# Problem to solve:
Find the string "Diesel" in the data, then copy every line where it is found.

(Dataset listings of figures)
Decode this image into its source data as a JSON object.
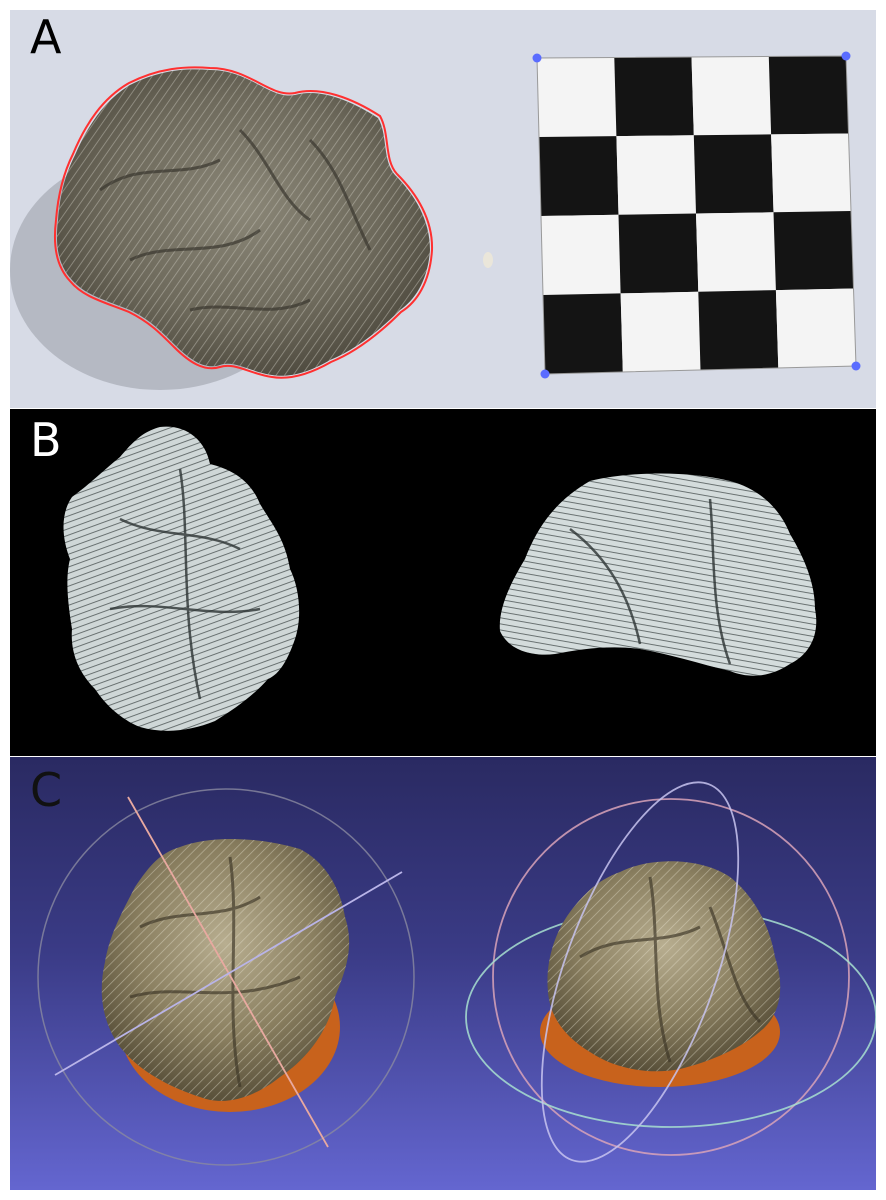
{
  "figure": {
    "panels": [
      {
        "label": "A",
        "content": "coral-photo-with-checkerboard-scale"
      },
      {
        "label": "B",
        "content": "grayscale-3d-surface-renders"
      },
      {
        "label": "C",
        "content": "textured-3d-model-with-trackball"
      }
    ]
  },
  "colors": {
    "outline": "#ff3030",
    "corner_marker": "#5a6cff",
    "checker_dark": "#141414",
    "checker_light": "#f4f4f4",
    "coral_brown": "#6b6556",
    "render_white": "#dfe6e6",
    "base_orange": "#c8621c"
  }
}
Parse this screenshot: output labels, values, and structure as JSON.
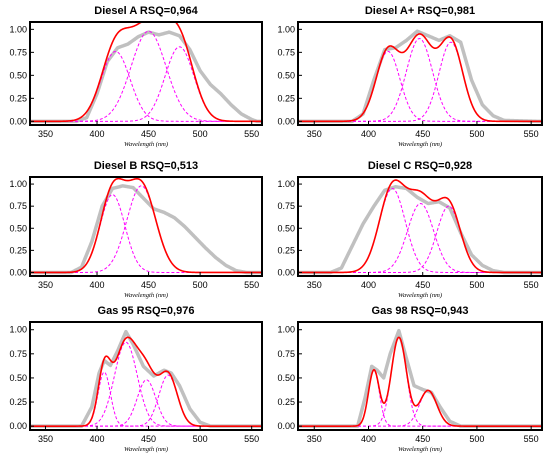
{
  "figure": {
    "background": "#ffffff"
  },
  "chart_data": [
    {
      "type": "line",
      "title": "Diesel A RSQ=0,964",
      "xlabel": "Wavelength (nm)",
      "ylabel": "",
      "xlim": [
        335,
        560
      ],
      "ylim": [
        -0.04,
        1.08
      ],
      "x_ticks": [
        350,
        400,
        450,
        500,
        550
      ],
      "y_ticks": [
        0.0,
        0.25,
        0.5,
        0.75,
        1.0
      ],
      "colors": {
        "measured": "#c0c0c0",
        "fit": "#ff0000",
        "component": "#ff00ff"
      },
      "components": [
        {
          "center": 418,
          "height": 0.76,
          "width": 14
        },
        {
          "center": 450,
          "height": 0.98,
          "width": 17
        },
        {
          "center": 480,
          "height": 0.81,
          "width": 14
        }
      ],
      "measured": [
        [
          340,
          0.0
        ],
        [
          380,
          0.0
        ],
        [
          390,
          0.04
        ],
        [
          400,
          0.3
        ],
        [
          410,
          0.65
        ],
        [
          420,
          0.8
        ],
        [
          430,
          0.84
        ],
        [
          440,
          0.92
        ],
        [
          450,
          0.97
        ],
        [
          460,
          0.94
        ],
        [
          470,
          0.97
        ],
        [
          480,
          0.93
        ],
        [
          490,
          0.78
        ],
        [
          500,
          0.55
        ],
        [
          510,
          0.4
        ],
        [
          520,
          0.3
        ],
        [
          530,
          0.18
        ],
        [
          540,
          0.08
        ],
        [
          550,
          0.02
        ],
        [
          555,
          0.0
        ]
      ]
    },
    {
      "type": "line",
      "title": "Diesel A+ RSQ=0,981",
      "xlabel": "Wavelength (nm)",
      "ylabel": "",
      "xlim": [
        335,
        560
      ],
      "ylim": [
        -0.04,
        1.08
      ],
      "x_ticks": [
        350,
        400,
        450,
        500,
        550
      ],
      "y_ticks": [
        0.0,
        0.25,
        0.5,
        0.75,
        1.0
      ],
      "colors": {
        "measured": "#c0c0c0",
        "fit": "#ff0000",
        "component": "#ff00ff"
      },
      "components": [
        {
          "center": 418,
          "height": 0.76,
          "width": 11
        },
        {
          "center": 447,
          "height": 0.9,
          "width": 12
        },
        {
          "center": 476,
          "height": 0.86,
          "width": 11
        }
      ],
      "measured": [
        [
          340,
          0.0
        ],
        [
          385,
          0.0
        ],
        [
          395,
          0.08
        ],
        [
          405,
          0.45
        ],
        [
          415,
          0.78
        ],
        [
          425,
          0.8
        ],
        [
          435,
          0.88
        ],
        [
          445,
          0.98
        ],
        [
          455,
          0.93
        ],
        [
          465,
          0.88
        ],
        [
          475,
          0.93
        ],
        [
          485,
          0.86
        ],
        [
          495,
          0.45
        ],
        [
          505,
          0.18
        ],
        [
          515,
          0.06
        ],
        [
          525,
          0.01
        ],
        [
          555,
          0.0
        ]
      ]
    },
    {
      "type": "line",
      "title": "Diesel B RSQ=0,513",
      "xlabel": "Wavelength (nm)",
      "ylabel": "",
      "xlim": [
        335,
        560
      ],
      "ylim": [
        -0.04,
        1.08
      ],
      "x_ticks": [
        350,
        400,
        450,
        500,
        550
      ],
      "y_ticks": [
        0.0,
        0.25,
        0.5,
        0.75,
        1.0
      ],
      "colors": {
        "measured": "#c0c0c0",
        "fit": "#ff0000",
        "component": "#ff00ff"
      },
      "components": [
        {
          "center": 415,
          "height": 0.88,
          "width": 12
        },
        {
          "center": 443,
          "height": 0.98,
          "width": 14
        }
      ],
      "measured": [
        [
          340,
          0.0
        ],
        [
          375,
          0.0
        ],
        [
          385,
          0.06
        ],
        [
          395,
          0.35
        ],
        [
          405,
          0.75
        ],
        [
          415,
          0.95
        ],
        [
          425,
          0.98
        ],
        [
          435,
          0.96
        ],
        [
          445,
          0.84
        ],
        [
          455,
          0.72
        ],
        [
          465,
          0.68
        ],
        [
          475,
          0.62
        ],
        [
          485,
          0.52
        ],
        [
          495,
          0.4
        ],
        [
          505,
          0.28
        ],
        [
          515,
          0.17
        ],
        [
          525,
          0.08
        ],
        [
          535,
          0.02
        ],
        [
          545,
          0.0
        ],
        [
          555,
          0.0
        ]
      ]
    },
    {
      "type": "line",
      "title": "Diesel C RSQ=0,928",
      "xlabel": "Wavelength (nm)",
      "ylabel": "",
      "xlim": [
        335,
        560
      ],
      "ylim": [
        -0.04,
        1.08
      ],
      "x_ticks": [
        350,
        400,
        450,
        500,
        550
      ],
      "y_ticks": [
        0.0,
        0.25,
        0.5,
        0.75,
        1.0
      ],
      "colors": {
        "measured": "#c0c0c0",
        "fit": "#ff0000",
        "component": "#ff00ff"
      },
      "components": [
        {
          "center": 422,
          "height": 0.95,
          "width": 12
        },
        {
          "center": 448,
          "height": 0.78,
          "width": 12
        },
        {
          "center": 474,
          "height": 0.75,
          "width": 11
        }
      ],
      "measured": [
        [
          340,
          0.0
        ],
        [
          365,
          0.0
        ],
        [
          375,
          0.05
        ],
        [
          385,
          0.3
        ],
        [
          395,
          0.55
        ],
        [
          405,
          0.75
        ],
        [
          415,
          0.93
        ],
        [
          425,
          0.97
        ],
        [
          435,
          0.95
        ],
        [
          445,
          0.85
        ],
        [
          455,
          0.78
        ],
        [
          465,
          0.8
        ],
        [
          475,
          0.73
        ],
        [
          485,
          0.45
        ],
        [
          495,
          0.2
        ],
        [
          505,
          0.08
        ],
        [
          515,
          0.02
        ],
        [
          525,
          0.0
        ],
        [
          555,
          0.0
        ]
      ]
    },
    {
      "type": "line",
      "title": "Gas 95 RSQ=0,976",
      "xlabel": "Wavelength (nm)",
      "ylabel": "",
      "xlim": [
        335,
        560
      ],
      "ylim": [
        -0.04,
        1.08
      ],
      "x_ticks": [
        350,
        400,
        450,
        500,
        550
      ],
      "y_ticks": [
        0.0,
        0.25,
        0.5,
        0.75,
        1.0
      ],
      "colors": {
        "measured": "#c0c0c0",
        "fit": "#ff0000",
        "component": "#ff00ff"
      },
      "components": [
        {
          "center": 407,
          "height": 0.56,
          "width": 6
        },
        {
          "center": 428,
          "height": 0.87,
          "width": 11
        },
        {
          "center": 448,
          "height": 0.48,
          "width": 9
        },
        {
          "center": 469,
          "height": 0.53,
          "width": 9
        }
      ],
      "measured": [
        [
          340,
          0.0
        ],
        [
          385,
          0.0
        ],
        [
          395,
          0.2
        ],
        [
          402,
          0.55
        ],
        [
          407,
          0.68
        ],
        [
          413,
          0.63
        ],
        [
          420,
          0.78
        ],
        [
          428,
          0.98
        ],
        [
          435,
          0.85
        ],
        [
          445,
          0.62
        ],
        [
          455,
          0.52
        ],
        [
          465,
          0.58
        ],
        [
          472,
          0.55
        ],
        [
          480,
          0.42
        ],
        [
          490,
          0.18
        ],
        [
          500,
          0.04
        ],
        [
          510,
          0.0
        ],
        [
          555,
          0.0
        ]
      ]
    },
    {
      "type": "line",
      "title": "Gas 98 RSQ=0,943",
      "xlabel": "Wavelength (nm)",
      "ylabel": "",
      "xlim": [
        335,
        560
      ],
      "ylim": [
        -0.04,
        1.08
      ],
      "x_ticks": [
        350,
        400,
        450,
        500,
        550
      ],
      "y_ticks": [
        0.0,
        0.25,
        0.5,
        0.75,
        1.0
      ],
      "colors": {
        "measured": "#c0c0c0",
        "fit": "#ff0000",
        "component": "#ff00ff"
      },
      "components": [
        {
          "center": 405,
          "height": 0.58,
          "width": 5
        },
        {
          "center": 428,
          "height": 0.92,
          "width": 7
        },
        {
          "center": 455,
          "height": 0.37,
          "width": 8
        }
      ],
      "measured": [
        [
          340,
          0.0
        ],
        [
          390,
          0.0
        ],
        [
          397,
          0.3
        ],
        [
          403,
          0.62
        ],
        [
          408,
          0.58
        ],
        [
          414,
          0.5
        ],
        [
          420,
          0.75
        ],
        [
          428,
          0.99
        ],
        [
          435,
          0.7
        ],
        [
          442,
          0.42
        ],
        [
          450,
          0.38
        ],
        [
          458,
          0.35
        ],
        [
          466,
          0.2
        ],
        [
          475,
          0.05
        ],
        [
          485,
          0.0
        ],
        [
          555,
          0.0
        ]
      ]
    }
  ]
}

# Response for this exercise:
      "title": "Diesel A RSQ=0,964",
      "title": "Diesel A+ RSQ=0,981",
      "title": "Diesel B RSQ=0,513",
      "title": "Diesel C RSQ=0,928",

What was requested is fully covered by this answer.